(Rows from a dataset)
################

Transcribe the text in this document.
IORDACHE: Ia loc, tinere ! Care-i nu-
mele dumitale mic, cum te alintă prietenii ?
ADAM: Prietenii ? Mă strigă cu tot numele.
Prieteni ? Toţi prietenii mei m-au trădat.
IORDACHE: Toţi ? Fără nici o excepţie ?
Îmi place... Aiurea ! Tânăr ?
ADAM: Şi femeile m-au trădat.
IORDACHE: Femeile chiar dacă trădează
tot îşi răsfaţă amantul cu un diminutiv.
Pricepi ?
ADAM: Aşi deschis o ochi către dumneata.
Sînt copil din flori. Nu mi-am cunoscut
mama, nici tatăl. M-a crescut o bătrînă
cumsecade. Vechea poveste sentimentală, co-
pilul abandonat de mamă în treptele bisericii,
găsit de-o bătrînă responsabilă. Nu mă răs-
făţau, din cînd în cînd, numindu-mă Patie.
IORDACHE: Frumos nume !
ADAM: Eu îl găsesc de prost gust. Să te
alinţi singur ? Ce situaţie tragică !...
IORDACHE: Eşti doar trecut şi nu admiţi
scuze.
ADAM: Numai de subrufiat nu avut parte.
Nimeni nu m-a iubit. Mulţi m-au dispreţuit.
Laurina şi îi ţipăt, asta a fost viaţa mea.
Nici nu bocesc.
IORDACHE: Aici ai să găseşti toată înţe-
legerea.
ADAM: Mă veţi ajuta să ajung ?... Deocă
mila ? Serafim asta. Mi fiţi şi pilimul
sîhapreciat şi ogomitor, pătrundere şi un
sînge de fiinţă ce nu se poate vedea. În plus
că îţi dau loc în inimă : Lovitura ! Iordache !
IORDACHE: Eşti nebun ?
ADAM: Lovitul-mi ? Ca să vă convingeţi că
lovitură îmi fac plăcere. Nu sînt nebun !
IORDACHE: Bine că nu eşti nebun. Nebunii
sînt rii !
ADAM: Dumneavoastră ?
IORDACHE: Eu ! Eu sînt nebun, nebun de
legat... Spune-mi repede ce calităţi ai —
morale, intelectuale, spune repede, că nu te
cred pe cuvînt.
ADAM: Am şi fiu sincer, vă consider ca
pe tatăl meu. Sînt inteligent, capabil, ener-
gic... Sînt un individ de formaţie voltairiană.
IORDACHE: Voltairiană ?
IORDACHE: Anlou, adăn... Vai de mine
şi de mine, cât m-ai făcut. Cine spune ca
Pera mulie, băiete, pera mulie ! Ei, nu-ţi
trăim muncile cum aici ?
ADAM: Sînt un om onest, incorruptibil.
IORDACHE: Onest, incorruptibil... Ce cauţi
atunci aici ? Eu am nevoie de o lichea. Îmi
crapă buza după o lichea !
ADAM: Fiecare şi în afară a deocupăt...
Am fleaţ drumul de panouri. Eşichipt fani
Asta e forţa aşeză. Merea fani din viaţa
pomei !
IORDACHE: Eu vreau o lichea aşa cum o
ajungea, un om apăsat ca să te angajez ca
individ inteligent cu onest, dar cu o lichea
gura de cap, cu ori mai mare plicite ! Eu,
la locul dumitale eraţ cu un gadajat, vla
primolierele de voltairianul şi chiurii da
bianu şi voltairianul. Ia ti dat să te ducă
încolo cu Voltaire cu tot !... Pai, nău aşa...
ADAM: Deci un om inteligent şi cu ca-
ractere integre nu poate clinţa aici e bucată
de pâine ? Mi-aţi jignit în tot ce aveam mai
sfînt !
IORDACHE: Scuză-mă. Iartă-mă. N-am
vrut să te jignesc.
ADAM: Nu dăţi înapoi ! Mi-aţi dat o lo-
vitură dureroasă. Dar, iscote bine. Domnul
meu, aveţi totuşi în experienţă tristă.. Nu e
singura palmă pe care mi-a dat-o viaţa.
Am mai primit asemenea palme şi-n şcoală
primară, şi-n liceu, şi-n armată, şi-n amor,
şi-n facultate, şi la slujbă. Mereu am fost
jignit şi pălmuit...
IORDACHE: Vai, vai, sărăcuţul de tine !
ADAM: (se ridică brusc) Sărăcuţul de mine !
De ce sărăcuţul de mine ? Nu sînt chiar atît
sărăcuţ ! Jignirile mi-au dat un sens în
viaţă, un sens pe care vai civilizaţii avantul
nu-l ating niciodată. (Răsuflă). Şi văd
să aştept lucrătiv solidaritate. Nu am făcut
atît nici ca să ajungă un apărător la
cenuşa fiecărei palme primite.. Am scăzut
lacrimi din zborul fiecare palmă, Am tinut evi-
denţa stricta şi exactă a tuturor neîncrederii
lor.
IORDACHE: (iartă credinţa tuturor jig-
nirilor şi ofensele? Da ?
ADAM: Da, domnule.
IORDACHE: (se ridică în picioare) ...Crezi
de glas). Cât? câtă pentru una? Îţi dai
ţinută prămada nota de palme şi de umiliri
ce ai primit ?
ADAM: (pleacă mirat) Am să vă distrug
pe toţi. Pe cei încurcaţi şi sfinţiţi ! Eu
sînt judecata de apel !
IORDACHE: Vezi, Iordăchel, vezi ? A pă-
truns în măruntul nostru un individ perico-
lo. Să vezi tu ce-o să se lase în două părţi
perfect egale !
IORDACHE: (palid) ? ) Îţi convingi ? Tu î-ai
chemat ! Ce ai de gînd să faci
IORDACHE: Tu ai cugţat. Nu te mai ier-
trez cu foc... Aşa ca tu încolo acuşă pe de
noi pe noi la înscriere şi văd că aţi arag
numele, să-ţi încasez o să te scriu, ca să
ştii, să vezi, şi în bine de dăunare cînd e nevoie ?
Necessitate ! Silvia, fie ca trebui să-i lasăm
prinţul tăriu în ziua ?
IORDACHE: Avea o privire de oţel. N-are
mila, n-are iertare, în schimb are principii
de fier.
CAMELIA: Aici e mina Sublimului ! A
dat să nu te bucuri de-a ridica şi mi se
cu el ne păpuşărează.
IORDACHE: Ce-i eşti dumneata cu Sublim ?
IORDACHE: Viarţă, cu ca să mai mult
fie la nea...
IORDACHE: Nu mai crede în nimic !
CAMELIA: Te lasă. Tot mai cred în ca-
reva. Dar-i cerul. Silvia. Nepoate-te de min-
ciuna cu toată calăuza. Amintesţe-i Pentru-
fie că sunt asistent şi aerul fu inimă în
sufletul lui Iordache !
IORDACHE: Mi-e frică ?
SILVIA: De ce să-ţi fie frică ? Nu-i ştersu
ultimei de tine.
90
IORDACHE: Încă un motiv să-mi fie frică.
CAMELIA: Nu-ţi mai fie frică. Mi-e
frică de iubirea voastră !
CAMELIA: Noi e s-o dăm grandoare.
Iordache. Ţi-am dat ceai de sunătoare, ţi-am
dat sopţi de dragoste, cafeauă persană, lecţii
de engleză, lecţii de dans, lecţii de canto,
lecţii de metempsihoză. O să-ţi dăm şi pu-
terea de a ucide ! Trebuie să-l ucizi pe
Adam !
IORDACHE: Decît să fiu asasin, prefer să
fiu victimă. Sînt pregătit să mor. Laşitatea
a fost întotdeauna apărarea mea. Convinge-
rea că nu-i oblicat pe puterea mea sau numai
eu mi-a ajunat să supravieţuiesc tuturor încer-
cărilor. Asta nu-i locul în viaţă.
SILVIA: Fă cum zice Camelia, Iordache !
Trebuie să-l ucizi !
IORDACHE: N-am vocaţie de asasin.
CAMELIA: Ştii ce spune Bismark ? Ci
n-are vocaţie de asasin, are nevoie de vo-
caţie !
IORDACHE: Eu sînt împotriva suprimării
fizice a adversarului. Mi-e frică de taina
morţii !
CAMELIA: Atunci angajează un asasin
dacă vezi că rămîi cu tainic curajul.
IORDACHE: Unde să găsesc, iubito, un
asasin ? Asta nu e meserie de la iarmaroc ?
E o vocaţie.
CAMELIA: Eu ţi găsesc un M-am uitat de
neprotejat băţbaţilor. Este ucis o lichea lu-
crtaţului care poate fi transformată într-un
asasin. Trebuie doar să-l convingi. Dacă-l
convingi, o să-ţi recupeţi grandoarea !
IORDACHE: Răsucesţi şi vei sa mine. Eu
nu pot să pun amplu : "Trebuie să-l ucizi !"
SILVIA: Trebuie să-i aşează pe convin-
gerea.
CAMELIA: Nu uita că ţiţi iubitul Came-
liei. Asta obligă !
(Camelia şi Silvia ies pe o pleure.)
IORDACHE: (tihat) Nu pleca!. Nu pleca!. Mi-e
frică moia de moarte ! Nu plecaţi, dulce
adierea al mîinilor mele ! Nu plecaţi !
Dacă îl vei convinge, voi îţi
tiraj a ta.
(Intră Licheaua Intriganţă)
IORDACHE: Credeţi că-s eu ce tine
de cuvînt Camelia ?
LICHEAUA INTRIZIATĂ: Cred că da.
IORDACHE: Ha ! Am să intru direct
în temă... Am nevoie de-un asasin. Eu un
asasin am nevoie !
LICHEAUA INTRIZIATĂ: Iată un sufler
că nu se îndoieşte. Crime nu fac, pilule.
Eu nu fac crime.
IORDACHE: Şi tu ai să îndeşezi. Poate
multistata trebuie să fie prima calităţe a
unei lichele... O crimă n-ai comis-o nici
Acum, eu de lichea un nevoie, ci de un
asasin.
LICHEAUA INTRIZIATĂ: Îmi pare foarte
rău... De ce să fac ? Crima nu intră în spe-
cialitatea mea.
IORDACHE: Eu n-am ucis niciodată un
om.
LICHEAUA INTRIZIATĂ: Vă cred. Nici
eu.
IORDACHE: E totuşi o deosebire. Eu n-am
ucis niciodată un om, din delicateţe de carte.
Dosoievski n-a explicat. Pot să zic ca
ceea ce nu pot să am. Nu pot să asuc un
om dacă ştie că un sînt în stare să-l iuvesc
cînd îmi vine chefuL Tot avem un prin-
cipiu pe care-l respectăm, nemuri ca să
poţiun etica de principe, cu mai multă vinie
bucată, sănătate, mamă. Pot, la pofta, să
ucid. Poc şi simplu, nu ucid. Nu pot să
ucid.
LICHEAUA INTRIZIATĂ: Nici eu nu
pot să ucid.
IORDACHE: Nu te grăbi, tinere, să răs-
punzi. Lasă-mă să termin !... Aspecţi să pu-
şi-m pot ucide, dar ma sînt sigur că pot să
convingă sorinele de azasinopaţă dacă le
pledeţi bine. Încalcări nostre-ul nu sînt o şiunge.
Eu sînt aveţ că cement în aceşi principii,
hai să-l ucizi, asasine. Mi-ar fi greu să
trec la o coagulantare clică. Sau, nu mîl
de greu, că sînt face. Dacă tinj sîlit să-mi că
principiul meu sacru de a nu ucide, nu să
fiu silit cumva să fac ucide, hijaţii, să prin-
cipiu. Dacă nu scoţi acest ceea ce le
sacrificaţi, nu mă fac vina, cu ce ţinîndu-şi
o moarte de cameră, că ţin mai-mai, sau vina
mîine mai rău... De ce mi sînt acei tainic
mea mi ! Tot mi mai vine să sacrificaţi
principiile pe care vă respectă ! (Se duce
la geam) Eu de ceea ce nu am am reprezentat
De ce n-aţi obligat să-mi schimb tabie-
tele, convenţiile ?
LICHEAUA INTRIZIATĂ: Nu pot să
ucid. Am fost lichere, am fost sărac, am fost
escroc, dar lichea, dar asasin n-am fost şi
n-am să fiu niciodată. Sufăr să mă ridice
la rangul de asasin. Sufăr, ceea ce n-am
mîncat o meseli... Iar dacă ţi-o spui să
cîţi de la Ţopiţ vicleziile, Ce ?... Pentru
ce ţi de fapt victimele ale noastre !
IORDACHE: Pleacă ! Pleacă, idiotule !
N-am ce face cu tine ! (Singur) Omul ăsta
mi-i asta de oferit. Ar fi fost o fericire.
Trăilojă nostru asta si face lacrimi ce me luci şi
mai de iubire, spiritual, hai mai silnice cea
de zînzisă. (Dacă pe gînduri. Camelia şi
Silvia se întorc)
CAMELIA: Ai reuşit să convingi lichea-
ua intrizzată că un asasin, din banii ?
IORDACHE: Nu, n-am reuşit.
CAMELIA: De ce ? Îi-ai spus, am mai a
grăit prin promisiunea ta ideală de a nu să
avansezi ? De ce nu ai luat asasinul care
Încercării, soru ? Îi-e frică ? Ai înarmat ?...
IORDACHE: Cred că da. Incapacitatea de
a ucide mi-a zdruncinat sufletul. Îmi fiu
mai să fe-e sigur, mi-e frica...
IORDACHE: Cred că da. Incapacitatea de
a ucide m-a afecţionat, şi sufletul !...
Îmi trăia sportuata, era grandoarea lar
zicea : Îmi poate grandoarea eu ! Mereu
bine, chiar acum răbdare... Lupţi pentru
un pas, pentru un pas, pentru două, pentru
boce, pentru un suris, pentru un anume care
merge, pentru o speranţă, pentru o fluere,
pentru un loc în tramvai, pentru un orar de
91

################

## EXERCISE TASK
Each line in the listing above that contains "tuturor" should be copied.

## FINISHED TASK
denţa stricta şi exactă a tuturor neîncrederii
IORDACHE: (iartă credinţa tuturor jig-
eu mi-a ajunat să supravieţuiesc tuturor încer-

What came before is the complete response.